[START]

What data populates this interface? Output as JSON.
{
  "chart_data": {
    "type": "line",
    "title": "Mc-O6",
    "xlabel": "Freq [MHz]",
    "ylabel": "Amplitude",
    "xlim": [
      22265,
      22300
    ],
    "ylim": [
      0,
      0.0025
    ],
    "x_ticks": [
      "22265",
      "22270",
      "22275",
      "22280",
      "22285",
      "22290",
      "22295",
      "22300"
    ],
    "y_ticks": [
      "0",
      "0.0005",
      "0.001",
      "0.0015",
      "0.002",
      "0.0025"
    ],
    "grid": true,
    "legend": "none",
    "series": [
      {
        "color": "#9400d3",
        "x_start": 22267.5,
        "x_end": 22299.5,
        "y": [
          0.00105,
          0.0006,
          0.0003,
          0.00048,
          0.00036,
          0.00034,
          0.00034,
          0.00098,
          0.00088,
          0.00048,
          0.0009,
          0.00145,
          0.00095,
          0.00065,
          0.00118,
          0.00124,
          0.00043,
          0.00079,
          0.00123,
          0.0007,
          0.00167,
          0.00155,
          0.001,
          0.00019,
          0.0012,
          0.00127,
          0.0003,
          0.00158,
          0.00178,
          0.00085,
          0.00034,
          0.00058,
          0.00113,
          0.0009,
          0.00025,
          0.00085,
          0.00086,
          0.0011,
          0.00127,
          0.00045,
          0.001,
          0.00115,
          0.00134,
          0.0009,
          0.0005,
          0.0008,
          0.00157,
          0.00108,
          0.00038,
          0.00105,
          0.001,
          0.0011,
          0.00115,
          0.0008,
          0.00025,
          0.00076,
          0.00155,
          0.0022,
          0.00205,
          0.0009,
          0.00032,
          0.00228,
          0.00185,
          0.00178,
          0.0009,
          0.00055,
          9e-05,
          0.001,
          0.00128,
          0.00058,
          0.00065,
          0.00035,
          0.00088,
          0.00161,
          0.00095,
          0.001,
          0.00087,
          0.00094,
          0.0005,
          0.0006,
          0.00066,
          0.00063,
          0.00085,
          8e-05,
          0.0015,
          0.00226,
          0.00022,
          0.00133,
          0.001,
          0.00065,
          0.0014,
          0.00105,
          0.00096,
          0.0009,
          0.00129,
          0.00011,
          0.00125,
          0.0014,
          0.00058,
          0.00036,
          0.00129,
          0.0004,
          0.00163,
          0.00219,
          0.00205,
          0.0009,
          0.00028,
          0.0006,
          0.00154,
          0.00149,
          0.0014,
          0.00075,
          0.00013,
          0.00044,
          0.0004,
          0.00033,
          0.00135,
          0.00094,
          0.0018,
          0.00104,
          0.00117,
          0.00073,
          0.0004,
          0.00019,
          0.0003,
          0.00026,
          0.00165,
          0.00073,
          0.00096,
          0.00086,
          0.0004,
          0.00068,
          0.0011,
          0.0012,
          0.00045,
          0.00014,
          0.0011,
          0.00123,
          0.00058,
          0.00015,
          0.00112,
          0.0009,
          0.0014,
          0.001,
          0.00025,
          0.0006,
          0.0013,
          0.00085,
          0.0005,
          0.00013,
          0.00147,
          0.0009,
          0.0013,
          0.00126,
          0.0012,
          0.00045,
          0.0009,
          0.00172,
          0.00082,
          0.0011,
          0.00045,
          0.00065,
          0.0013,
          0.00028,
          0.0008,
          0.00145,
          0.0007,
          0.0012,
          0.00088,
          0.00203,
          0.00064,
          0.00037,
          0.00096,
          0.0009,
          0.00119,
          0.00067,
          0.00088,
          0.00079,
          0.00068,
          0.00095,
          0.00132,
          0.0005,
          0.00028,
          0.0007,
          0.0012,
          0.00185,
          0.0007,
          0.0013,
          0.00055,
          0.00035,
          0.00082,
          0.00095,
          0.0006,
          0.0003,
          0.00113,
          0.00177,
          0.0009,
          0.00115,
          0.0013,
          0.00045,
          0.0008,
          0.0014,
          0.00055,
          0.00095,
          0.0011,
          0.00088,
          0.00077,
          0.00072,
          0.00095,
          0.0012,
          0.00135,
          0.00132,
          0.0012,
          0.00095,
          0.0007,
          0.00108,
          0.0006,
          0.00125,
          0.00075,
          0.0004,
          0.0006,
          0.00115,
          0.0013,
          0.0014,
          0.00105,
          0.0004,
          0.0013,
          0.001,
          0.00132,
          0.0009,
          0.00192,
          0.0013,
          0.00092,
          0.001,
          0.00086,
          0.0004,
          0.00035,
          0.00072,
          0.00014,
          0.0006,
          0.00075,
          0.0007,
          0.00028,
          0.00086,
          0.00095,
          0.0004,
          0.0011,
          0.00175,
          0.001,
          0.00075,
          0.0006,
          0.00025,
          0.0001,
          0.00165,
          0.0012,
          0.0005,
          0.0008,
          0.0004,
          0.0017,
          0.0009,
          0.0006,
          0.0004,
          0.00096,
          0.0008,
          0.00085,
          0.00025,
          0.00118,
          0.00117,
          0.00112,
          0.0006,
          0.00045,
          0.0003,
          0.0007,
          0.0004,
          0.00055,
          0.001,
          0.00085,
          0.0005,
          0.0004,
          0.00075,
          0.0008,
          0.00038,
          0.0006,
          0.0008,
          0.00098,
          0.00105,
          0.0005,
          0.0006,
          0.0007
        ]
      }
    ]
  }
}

[END]

# Exercise brief:
Repeat all of the entries exactly.

# Solution for this problem:
What data populates this interface? Output as JSON.
{
  "chart_data": {
    "type": "line",
    "title": "Mc-O6",
    "xlabel": "Freq [MHz]",
    "ylabel": "Amplitude",
    "xlim": [
      22265,
      22300
    ],
    "ylim": [
      0,
      0.0025
    ],
    "x_ticks": [
      "22265",
      "22270",
      "22275",
      "22280",
      "22285",
      "22290",
      "22295",
      "22300"
    ],
    "y_ticks": [
      "0",
      "0.0005",
      "0.001",
      "0.0015",
      "0.002",
      "0.0025"
    ],
    "grid": true,
    "legend": "none",
    "series": [
      {
        "color": "#9400d3",
        "x_start": 22267.5,
        "x_end": 22299.5,
        "y": [
          0.00105,
          0.0006,
          0.0003,
          0.00048,
          0.00036,
          0.00034,
          0.00034,
          0.00098,
          0.00088,
          0.00048,
          0.0009,
          0.00145,
          0.00095,
          0.00065,
          0.00118,
          0.00124,
          0.00043,
          0.00079,
          0.00123,
          0.0007,
          0.00167,
          0.00155,
          0.001,
          0.00019,
          0.0012,
          0.00127,
          0.0003,
          0.00158,
          0.00178,
          0.00085,
          0.00034,
          0.00058,
          0.00113,
          0.0009,
          0.00025,
          0.00085,
          0.00086,
          0.0011,
          0.00127,
          0.00045,
          0.001,
          0.00115,
          0.00134,
          0.0009,
          0.0005,
          0.0008,
          0.00157,
          0.00108,
          0.00038,
          0.00105,
          0.001,
          0.0011,
          0.00115,
          0.0008,
          0.00025,
          0.00076,
          0.00155,
          0.0022,
          0.00205,
          0.0009,
          0.00032,
          0.00228,
          0.00185,
          0.00178,
          0.0009,
          0.00055,
          9e-05,
          0.001,
          0.00128,
          0.00058,
          0.00065,
          0.00035,
          0.00088,
          0.00161,
          0.00095,
          0.001,
          0.00087,
          0.00094,
          0.0005,
          0.0006,
          0.00066,
          0.00063,
          0.00085,
          8e-05,
          0.0015,
          0.00226,
          0.00022,
          0.00133,
          0.001,
          0.00065,
          0.0014,
          0.00105,
          0.00096,
          0.0009,
          0.00129,
          0.00011,
          0.00125,
          0.0014,
          0.00058,
          0.00036,
          0.00129,
          0.0004,
          0.00163,
          0.00219,
          0.00205,
          0.0009,
          0.00028,
          0.0006,
          0.00154,
          0.00149,
          0.0014,
          0.00075,
          0.00013,
          0.00044,
          0.0004,
          0.00033,
          0.00135,
          0.00094,
          0.0018,
          0.00104,
          0.00117,
          0.00073,
          0.0004,
          0.00019,
          0.0003,
          0.00026,
          0.00165,
          0.00073,
          0.00096,
          0.00086,
          0.0004,
          0.00068,
          0.0011,
          0.0012,
          0.00045,
          0.00014,
          0.0011,
          0.00123,
          0.00058,
          0.00015,
          0.00112,
          0.0009,
          0.0014,
          0.001,
          0.00025,
          0.0006,
          0.0013,
          0.00085,
          0.0005,
          0.00013,
          0.00147,
          0.0009,
          0.0013,
          0.00126,
          0.0012,
          0.00045,
          0.0009,
          0.00172,
          0.00082,
          0.0011,
          0.00045,
          0.00065,
          0.0013,
          0.00028,
          0.0008,
          0.00145,
          0.0007,
          0.0012,
          0.00088,
          0.00203,
          0.00064,
          0.00037,
          0.00096,
          0.0009,
          0.00119,
          0.00067,
          0.00088,
          0.00079,
          0.00068,
          0.00095,
          0.00132,
          0.0005,
          0.00028,
          0.0007,
          0.0012,
          0.00185,
          0.0007,
          0.0013,
          0.00055,
          0.00035,
          0.00082,
          0.00095,
          0.0006,
          0.0003,
          0.00113,
          0.00177,
          0.0009,
          0.00115,
          0.0013,
          0.00045,
          0.0008,
          0.0014,
          0.00055,
          0.00095,
          0.0011,
          0.00088,
          0.00077,
          0.00072,
          0.00095,
          0.0012,
          0.00135,
          0.00132,
          0.0012,
          0.00095,
          0.0007,
          0.00108,
          0.0006,
          0.00125,
          0.00075,
          0.0004,
          0.0006,
          0.00115,
          0.0013,
          0.0014,
          0.00105,
          0.0004,
          0.0013,
          0.001,
          0.00132,
          0.0009,
          0.00192,
          0.0013,
          0.00092,
          0.001,
          0.00086,
          0.0004,
          0.00035,
          0.00072,
          0.00014,
          0.0006,
          0.00075,
          0.0007,
          0.00028,
          0.00086,
          0.00095,
          0.0004,
          0.0011,
          0.00175,
          0.001,
          0.00075,
          0.0006,
          0.00025,
          0.0001,
          0.00165,
          0.0012,
          0.0005,
          0.0008,
          0.0004,
          0.0017,
          0.0009,
          0.0006,
          0.0004,
          0.00096,
          0.0008,
          0.00085,
          0.00025,
          0.00118,
          0.00117,
          0.00112,
          0.0006,
          0.00045,
          0.0003,
          0.0007,
          0.0004,
          0.00055,
          0.001,
          0.00085,
          0.0005,
          0.0004,
          0.00075,
          0.0008,
          0.00038,
          0.0006,
          0.0008,
          0.00098,
          0.00105,
          0.0005,
          0.0006,
          0.0007
        ]
      }
    ]
  }
}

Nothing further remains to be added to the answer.